[Dataset records]
----------------------------------------

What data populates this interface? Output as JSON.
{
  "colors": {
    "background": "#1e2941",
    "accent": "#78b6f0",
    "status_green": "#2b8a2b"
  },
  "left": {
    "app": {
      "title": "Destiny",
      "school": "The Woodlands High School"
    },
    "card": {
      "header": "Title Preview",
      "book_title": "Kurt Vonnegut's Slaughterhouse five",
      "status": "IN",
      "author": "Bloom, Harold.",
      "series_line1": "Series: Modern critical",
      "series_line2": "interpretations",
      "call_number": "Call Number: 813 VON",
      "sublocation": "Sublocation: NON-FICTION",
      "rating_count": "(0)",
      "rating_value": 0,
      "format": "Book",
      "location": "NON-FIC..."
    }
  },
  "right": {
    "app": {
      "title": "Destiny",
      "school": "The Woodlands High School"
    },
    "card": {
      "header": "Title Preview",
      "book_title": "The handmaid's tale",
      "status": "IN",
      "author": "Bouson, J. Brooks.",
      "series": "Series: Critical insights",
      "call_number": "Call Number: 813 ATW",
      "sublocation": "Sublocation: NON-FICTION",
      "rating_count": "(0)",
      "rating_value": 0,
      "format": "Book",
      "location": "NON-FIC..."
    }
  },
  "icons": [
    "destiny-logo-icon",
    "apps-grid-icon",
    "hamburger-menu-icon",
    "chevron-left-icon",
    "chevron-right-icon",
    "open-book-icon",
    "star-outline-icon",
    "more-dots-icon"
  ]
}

----------------------------------------

» **Direction**: Where a line holds the string "Call", copy that line.

» **Expected output**:
      "call_number": "Call Number: 813 VON",
      "call_number": "Call Number: 813 ATW",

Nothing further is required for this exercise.